## Texto
────────────────────
Lei trará melhorias no crédito e no ambiente de negócios e pode reduzir a inadimplência
Os altos juros do crédito no Brasil, inclusive quando veículos ou imóveis são dados como garantia contra inadimplência, são um problema com que temos convivido há muitos anos. Dados do Banco Central mostram que a taxa de juros para financiamento imobiliário pode chegar a 26,40% ao ano e, para empréstimo de veículos, a 56,61% ao ano. Pela teoria econômica, quando o credor puder apreender um bem em caso calote, será menor o spread — que é a diferença entre o custo de capital e o valor cobrado ao consumidor pela instituição que oferece o crédito. O elevado nível dos juros finais no país, mesmo nesses casos com garantias, prejudica o crescimento econômico, o acesso a bens e aumenta o endividamento de famílias e empresas.
Para ajudar a solucionar o problema, o Congresso Nacional, com o apoio do Executivo, aprovou o projeto conhecido como Marco das Garantias. A Lei 14.711, de 30 de outubro de 2023, estabelece um marco legal para o uso de garantias destinadas à obtenção de crédito. Isso vai reduzir o custo dos empréstimos em todo o país, de maneira estrutural. Ao favorecer o uso do bem como garantia, a mudança fortalece o ambiente de negócios, permitindo a expansão da base de crédito, a maior proteção às partes e a preservação dos direitos dos envolvidos.
O Marco das Garantias vai permitir, por exemplo, o uso de um mesmo bem como garantia para obtenção de financiamento em mais de uma operação. Atualmente, não há essa possibilidade. Mesmo que esteja no fim do financiamento imobiliário, se uma pessoa quiser obter um novo empréstimo entregando a casa como garantia, ela não poderá, porque o imóvel já estará comprometido com a instituição financeira onde fez o primeiro contrato.
Outra vantagem é o estímulo aos acordos. Ora, se a inadimplência ocorre quando uma parte descumpre uma obrigação, nada melhor do que oferecer ambiente e condições amigáveis para que essas partes busquem um caminho comum. O texto permite a existência desses ambientes de negociação antes que a disputa vá parar na Justiça.
Estudos que circularam no Congresso durante as discussões sobre o tema apontaram, com base em avanços internacionais, para uma expectativa de até 30% de acordos firmados apenas com a provocação inicial do credor por um novo caminho. Uma negociação extrajudicial ultimada pode levar a acordos em outros 40% dos créditos que permanecerem em aberto após a fase inicial de negociação.
Por esses e outros caminhos, a lei irá aumentar a concorrência e diminuir as barreiras à oferta de crédito no mercado. Essas garantias reduzirão as incertezas ao credor e, com mais concorrência, espera-se que ocorra uma redução nos juros efetivos e, consequentemente, uma expansão do volume de crédito em todo o país.
────────────────────
## Material fornecido
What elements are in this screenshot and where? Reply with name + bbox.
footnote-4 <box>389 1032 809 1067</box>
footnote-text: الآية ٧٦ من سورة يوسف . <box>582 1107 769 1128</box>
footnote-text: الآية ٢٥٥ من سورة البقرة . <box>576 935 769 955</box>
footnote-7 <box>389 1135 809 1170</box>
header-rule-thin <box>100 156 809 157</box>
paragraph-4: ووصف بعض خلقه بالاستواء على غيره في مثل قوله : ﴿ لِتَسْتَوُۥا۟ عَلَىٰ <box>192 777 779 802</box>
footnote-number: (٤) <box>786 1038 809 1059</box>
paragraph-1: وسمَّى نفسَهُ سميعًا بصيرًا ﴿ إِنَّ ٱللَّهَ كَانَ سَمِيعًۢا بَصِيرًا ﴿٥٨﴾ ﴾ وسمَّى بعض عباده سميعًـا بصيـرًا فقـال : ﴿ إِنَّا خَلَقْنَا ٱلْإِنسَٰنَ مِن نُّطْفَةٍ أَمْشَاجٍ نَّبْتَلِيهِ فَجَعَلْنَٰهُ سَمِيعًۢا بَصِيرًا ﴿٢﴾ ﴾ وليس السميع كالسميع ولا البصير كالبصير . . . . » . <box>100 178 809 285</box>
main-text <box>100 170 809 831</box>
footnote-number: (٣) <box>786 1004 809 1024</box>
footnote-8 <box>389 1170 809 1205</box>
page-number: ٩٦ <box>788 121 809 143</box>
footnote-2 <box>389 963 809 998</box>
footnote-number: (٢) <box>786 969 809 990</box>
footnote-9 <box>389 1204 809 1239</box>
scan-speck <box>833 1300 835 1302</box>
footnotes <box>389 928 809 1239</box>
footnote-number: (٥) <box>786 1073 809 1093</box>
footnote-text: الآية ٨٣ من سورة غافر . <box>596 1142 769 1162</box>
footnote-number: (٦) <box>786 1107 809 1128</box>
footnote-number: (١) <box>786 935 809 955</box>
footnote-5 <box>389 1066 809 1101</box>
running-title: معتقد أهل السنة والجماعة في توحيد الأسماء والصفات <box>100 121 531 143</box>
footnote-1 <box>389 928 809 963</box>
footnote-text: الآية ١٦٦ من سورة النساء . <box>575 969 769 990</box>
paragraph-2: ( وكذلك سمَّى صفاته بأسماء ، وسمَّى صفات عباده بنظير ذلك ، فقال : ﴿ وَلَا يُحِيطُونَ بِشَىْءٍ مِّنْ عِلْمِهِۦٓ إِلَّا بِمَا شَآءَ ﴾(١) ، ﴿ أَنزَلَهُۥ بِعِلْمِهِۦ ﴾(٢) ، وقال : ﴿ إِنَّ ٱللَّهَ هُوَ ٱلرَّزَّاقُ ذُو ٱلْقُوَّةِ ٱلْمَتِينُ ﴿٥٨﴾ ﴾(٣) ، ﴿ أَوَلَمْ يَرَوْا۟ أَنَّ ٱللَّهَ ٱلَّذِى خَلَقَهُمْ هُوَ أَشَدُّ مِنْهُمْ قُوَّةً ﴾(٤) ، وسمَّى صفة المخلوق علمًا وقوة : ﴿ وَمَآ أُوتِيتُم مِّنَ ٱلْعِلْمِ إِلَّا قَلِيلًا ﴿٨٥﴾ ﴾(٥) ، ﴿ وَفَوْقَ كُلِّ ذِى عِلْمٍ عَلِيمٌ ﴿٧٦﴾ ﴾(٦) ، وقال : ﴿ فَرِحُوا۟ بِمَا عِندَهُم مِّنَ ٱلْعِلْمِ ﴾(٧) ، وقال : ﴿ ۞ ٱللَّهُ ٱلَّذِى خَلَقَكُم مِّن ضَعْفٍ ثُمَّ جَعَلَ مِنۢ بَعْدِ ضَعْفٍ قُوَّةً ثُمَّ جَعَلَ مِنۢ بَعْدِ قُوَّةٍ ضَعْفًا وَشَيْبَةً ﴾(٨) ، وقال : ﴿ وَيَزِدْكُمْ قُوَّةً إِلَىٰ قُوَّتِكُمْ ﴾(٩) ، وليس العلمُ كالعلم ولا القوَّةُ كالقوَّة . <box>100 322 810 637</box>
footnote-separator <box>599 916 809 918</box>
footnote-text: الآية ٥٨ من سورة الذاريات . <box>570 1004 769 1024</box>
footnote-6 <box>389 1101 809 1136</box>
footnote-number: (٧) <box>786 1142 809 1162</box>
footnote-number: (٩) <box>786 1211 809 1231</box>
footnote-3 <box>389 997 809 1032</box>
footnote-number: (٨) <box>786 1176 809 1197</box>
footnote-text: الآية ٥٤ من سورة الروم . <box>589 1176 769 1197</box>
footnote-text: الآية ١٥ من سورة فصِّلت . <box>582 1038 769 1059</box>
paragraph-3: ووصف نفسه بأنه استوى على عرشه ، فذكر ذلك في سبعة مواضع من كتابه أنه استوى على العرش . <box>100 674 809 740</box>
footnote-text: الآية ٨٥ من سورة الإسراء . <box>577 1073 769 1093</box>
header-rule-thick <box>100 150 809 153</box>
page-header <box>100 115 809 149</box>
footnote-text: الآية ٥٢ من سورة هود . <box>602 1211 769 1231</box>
────────────────────
## Exercícios a resolver
- A) Cite o trecho do texto sobre o Marco das Garantias que começa em "Outra vantagem é" e vai até "parar na Justiça.".
- B) No texto sobre o Marco das Garantias, explique por que hoje uma pessoa que está no fim do financiamento imobiliário não pode conseguir um novo empréstimo dando a casa como garantia.
Esse material é separado do texto e não faz parte dele.

## Respostas
- A)
Outra vantagem é o estímulo aos acordos. Ora, se a inadimplência ocorre quando uma parte descumpre uma obrigação, nada melhor do que oferecer ambiente e condições amigáveis para que essas partes busquem um caminho comum. O texto permite a existência desses ambientes de negociação antes que a disputa vá parar na Justiça.

- B) Ela não pode porque o imóvel já está comprometido com a instituição financeira onde foi feito o primeiro contrato. Atualmente não é possível usar o mesmo bem como garantia em mais de uma operação.